***** Given text *****
# Karoo Lamb



## YeOldeOke (11/7/20)

Anybody know where I can get decent Karoo Lamb in Pta, or even in El Hellhole (Jhb)?

I'm dying for some, well, to pig out on it.

Reactions: Like 4


----------



## zadiac (11/7/20)

https://www.google.co.za/search?sxs...hUKEwjKt8qa08TqAhX2BGMBHS3vB0EQ4dUDCAY&uact=5

Reactions: Like 1 | Winner 1 | Thanks 1


----------



## SmokeyJoe (11/7/20)

YeOldeOke said:


> Anybody know where I can get decent Karoo Lamb in Pta, or even in El Hellhole (Jhb)?
> 
> I'm dying for some, well, to pig out on it.


Ill find out for you.

Reactions: Like 3


----------



## NecroticAngel (11/7/20)

Oooh so lus now!!

Reactions: Like 3


----------



## Stranger (11/7/20)

I know of a Karoo farmer that ships to JHB if you want authentic.

Reactions: Like 3 | Winner 1


----------



## YeOldeOke (12/7/20)

From the farmer sounds like damn great, but the problem is I'm the only one in the household that eats lamb so a whole or even half lamb is not on. I'm looking for a couple kg chops and maybe a leg per month only. Unless I buy a spacial freezer for it.

Reactions: Like 3


----------



## NecroticAngel (12/7/20)

YeOldeOke said:


> From the farmer sounds like damn great, but the problem is I'm the only one in the household that eats lamb so a whole or even half lamb is not on. I'm looking for a couple kg chops and maybe a leg per month only. Unless I buy a spacial freezer for it.


For karoo, id get the freezer!

Reactions: Like 3 | Agree 1


----------



## YeOldeOke (12/7/20)

NecroticAngel said:


> For karoo, id get the freezer!


That is what I'm leaning towards! I used to get a lamb once a month from Beaufort West when I was living in the Southern Cape, was worth it.

Just have to find space for another freezer, a battle incoming

Reactions: Like 4


----------



## oom_koos (13/7/20)

https://www.heydenrychs.com/

Reactions: Like 2


----------
***** Material supplied *****
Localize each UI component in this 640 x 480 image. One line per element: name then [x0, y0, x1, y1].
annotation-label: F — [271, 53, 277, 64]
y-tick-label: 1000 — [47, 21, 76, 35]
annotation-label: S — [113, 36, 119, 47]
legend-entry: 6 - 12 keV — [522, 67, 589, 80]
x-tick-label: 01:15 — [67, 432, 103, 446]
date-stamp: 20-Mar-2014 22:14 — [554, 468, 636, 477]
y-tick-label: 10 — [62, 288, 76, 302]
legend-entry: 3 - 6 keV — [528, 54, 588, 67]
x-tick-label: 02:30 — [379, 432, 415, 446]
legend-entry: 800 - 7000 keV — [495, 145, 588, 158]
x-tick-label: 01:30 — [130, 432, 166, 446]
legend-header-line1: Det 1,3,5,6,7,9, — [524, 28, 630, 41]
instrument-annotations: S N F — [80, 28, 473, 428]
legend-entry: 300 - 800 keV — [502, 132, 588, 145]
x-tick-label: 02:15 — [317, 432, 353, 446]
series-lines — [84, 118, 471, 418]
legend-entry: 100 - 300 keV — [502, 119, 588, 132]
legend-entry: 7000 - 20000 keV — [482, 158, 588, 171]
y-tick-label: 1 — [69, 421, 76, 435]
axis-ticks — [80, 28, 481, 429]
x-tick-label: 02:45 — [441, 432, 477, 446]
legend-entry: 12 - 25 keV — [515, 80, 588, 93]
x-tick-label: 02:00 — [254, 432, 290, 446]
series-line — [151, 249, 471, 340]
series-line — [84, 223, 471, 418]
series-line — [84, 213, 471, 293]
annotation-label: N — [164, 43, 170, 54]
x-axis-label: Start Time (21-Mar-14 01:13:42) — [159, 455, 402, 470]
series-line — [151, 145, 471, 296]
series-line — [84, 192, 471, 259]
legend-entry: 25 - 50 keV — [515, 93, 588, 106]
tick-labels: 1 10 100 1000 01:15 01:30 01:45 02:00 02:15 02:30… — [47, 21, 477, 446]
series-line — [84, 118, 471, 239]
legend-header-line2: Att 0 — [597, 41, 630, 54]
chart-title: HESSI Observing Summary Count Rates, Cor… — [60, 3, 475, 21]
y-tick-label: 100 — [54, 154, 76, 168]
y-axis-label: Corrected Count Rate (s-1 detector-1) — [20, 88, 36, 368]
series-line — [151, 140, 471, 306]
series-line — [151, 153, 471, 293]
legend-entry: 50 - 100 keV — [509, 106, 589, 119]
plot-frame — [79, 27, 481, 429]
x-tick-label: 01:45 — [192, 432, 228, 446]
*****
_What is asked_. Write out the passage in the Karoo lamb thread word for word, starting at "That is what" and ending at "## oom_koos (13/7/20)".

_Written response_.
That is what I'm leaning towards! I used to get a lamb once a month from Beaufort West when I was living in the Southern Cape, was worth it.

Just have to find space for another freezer, a battle incoming

Reactions: Like 4


----------



## oom_koos (13/7/20)